Exercise details: Word for word, set down the records and skip each picture.

Supplied information:

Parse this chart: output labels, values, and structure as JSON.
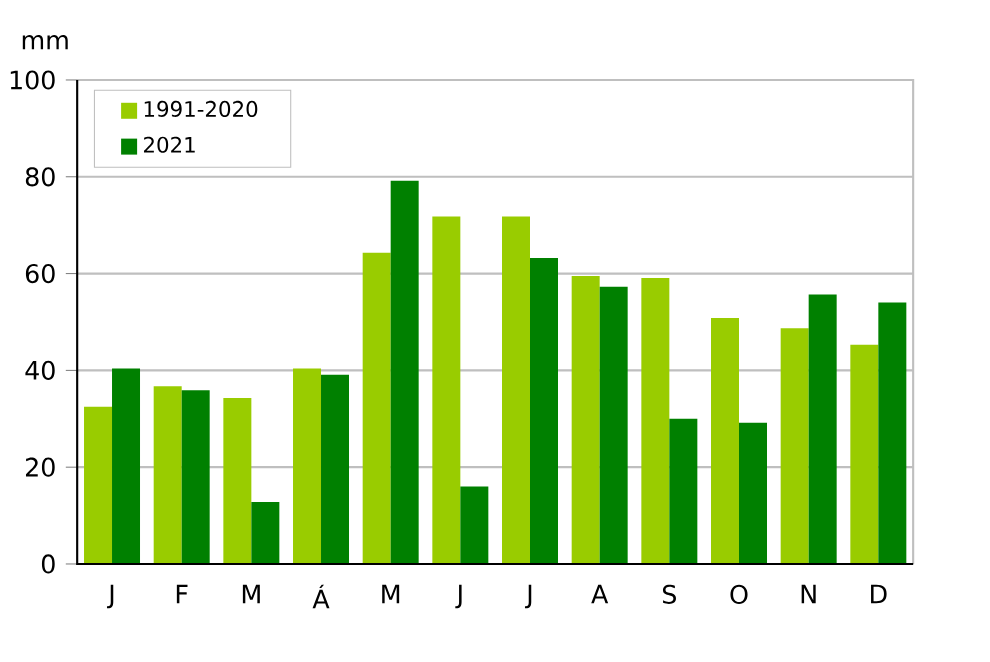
{
  "chart_data": {
    "type": "bar",
    "ylabel": "mm",
    "categories": [
      "J",
      "F",
      "M",
      "Á",
      "M",
      "J",
      "J",
      "A",
      "S",
      "O",
      "N",
      "D"
    ],
    "series": [
      {
        "name": "1991-2020",
        "color": "#99cc00",
        "values": [
          32.5,
          36.7,
          34.3,
          40.4,
          64.3,
          71.8,
          71.8,
          59.5,
          59.1,
          50.8,
          48.7,
          45.3
        ]
      },
      {
        "name": "2021",
        "color": "#008000",
        "values": [
          40.4,
          35.9,
          12.8,
          39.1,
          79.2,
          16.0,
          63.2,
          57.3,
          30.0,
          29.2,
          55.7,
          54.0
        ]
      }
    ],
    "ylim": [
      0,
      100
    ],
    "yticks": [
      0,
      20,
      40,
      60,
      80,
      100
    ],
    "grid": "y",
    "legend": "top left"
  }
}
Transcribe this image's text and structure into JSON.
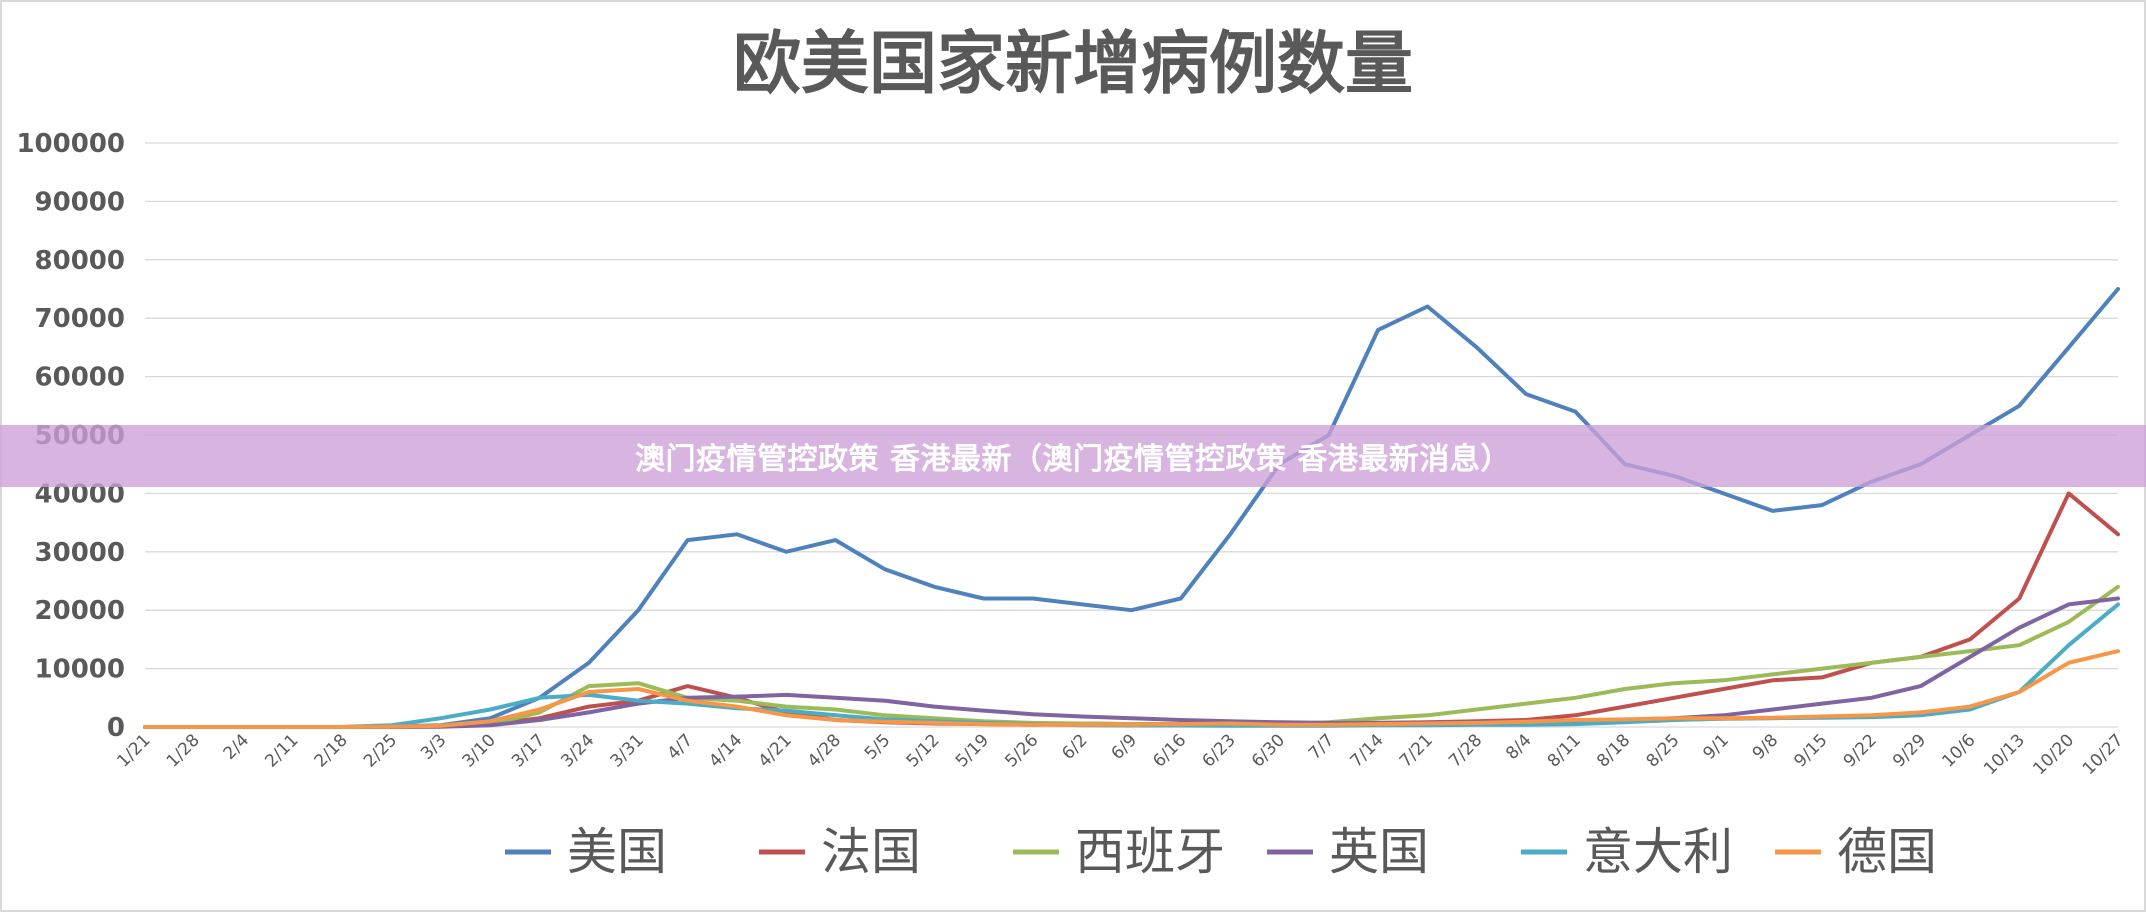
{
  "overlay": {
    "text": "澳门疫情管控政策 香港最新（澳门疫情管控政策 香港最新消息）",
    "background": "#cda0d7",
    "text_color": "#ffffff"
  },
  "chart_data": {
    "type": "line",
    "title": "欧美国家新增病例数量",
    "xlabel": "",
    "ylabel": "",
    "ylim": [
      0,
      100000
    ],
    "yticks": [
      0,
      10000,
      20000,
      30000,
      40000,
      50000,
      60000,
      70000,
      80000,
      90000,
      100000
    ],
    "grid": true,
    "legend_position": "bottom",
    "categories": [
      "1/21",
      "1/28",
      "2/4",
      "2/11",
      "2/18",
      "2/25",
      "3/3",
      "3/10",
      "3/17",
      "3/24",
      "3/31",
      "4/7",
      "4/14",
      "4/21",
      "4/28",
      "5/5",
      "5/12",
      "5/19",
      "5/26",
      "6/2",
      "6/9",
      "6/16",
      "6/23",
      "6/30",
      "7/7",
      "7/14",
      "7/21",
      "7/28",
      "8/4",
      "8/11",
      "8/18",
      "8/25",
      "9/1",
      "9/8",
      "9/15",
      "9/22",
      "9/29",
      "10/6",
      "10/13",
      "10/20",
      "10/27"
    ],
    "series": [
      {
        "name": "美国",
        "color": "#4f81bd",
        "values": [
          0,
          0,
          0,
          0,
          0,
          100,
          300,
          1500,
          5000,
          11000,
          20000,
          32000,
          33000,
          30000,
          32000,
          27000,
          24000,
          22000,
          22000,
          21000,
          20000,
          22000,
          33000,
          45000,
          50000,
          68000,
          72000,
          65000,
          57000,
          54000,
          45000,
          43000,
          40000,
          37000,
          38000,
          42000,
          45000,
          50000,
          55000,
          65000,
          75000
        ]
      },
      {
        "name": "法国",
        "color": "#c0504d",
        "values": [
          0,
          0,
          0,
          0,
          0,
          50,
          100,
          500,
          1500,
          3500,
          4500,
          7000,
          5000,
          2500,
          1200,
          800,
          600,
          500,
          400,
          600,
          500,
          500,
          600,
          500,
          600,
          700,
          800,
          1000,
          1200,
          2000,
          3500,
          5000,
          6500,
          8000,
          8500,
          11000,
          12000,
          15000,
          22000,
          40000,
          33000
        ]
      },
      {
        "name": "西班牙",
        "color": "#9bbb59",
        "values": [
          0,
          0,
          0,
          0,
          0,
          50,
          100,
          500,
          2500,
          7000,
          7500,
          5000,
          4500,
          3500,
          3000,
          2000,
          1500,
          1000,
          700,
          600,
          500,
          500,
          500,
          500,
          800,
          1500,
          2000,
          3000,
          4000,
          5000,
          6500,
          7500,
          8000,
          9000,
          10000,
          11000,
          12000,
          13000,
          14000,
          18000,
          24000
        ]
      },
      {
        "name": "英国",
        "color": "#8064a2",
        "values": [
          0,
          0,
          0,
          0,
          0,
          0,
          50,
          300,
          1200,
          2500,
          4000,
          5000,
          5200,
          5500,
          5000,
          4500,
          3500,
          2800,
          2200,
          1800,
          1500,
          1200,
          1000,
          800,
          700,
          700,
          700,
          800,
          900,
          1000,
          1200,
          1500,
          2000,
          3000,
          4000,
          5000,
          7000,
          12000,
          17000,
          21000,
          22000
        ]
      },
      {
        "name": "意大利",
        "color": "#4bacc6",
        "values": [
          0,
          0,
          0,
          0,
          0,
          300,
          1500,
          3000,
          5000,
          5500,
          4500,
          4000,
          3200,
          2800,
          2000,
          1300,
          1000,
          700,
          500,
          300,
          250,
          250,
          200,
          200,
          200,
          300,
          300,
          400,
          400,
          500,
          800,
          1200,
          1400,
          1500,
          1600,
          1700,
          2000,
          3000,
          6000,
          14000,
          21000
        ]
      },
      {
        "name": "德国",
        "color": "#f79646",
        "values": [
          0,
          0,
          0,
          0,
          0,
          50,
          200,
          1000,
          3000,
          6000,
          6500,
          4500,
          3500,
          2000,
          1200,
          900,
          700,
          500,
          400,
          400,
          400,
          500,
          600,
          400,
          400,
          500,
          600,
          700,
          900,
          1200,
          1300,
          1500,
          1500,
          1600,
          1800,
          2000,
          2500,
          3500,
          6000,
          11000,
          13000
        ]
      }
    ]
  }
}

Exercise result:
Parse this chart: output labels, values, and structure as JSON.
{
  "chart_data": {
    "type": "bar",
    "ylabel": "mm",
    "categories": [
      "J",
      "F",
      "M",
      "Á",
      "M",
      "J",
      "J",
      "A",
      "S",
      "O",
      "N",
      "D"
    ],
    "series": [
      {
        "name": "1991-2020",
        "color": "#99cc00",
        "values": [
          32.5,
          36.7,
          34.3,
          40.4,
          64.3,
          71.8,
          71.8,
          59.5,
          59.1,
          50.8,
          48.7,
          45.3
        ]
      },
      {
        "name": "2021",
        "color": "#008000",
        "values": [
          40.4,
          35.9,
          12.8,
          39.1,
          79.2,
          16.0,
          63.2,
          57.3,
          30.0,
          29.2,
          55.7,
          54.0
        ]
      }
    ],
    "ylim": [
      0,
      100
    ],
    "yticks": [
      0,
      20,
      40,
      60,
      80,
      100
    ],
    "grid": "y",
    "legend": "top left"
  }
}
Transcribe this image's text and structure into JSON.
{
  "overlay": {
    "text": "澳门疫情管控政策 香港最新（澳门疫情管控政策 香港最新消息）",
    "background": "#cda0d7",
    "text_color": "#ffffff"
  },
  "chart_data": {
    "type": "line",
    "title": "欧美国家新增病例数量",
    "xlabel": "",
    "ylabel": "",
    "ylim": [
      0,
      100000
    ],
    "yticks": [
      0,
      10000,
      20000,
      30000,
      40000,
      50000,
      60000,
      70000,
      80000,
      90000,
      100000
    ],
    "grid": true,
    "legend_position": "bottom",
    "categories": [
      "1/21",
      "1/28",
      "2/4",
      "2/11",
      "2/18",
      "2/25",
      "3/3",
      "3/10",
      "3/17",
      "3/24",
      "3/31",
      "4/7",
      "4/14",
      "4/21",
      "4/28",
      "5/5",
      "5/12",
      "5/19",
      "5/26",
      "6/2",
      "6/9",
      "6/16",
      "6/23",
      "6/30",
      "7/7",
      "7/14",
      "7/21",
      "7/28",
      "8/4",
      "8/11",
      "8/18",
      "8/25",
      "9/1",
      "9/8",
      "9/15",
      "9/22",
      "9/29",
      "10/6",
      "10/13",
      "10/20",
      "10/27"
    ],
    "series": [
      {
        "name": "美国",
        "color": "#4f81bd",
        "values": [
          0,
          0,
          0,
          0,
          0,
          100,
          300,
          1500,
          5000,
          11000,
          20000,
          32000,
          33000,
          30000,
          32000,
          27000,
          24000,
          22000,
          22000,
          21000,
          20000,
          22000,
          33000,
          45000,
          50000,
          68000,
          72000,
          65000,
          57000,
          54000,
          45000,
          43000,
          40000,
          37000,
          38000,
          42000,
          45000,
          50000,
          55000,
          65000,
          75000
        ]
      },
      {
        "name": "法国",
        "color": "#c0504d",
        "values": [
          0,
          0,
          0,
          0,
          0,
          50,
          100,
          500,
          1500,
          3500,
          4500,
          7000,
          5000,
          2500,
          1200,
          800,
          600,
          500,
          400,
          600,
          500,
          500,
          600,
          500,
          600,
          700,
          800,
          1000,
          1200,
          2000,
          3500,
          5000,
          6500,
          8000,
          8500,
          11000,
          12000,
          15000,
          22000,
          40000,
          33000
        ]
      },
      {
        "name": "西班牙",
        "color": "#9bbb59",
        "values": [
          0,
          0,
          0,
          0,
          0,
          50,
          100,
          500,
          2500,
          7000,
          7500,
          5000,
          4500,
          3500,
          3000,
          2000,
          1500,
          1000,
          700,
          600,
          500,
          500,
          500,
          500,
          800,
          1500,
          2000,
          3000,
          4000,
          5000,
          6500,
          7500,
          8000,
          9000,
          10000,
          11000,
          12000,
          13000,
          14000,
          18000,
          24000
        ]
      },
      {
        "name": "英国",
        "color": "#8064a2",
        "values": [
          0,
          0,
          0,
          0,
          0,
          0,
          50,
          300,
          1200,
          2500,
          4000,
          5000,
          5200,
          5500,
          5000,
          4500,
          3500,
          2800,
          2200,
          1800,
          1500,
          1200,
          1000,
          800,
          700,
          700,
          700,
          800,
          900,
          1000,
          1200,
          1500,
          2000,
          3000,
          4000,
          5000,
          7000,
          12000,
          17000,
          21000,
          22000
        ]
      },
      {
        "name": "意大利",
        "color": "#4bacc6",
        "values": [
          0,
          0,
          0,
          0,
          0,
          300,
          1500,
          3000,
          5000,
          5500,
          4500,
          4000,
          3200,
          2800,
          2000,
          1300,
          1000,
          700,
          500,
          300,
          250,
          250,
          200,
          200,
          200,
          300,
          300,
          400,
          400,
          500,
          800,
          1200,
          1400,
          1500,
          1600,
          1700,
          2000,
          3000,
          6000,
          14000,
          21000
        ]
      },
      {
        "name": "德国",
        "color": "#f79646",
        "values": [
          0,
          0,
          0,
          0,
          0,
          50,
          200,
          1000,
          3000,
          6000,
          6500,
          4500,
          3500,
          2000,
          1200,
          900,
          700,
          500,
          400,
          400,
          400,
          500,
          600,
          400,
          400,
          500,
          600,
          700,
          900,
          1200,
          1300,
          1500,
          1500,
          1600,
          1800,
          2000,
          2500,
          3500,
          6000,
          11000,
          13000
        ]
      }
    ]
  }
}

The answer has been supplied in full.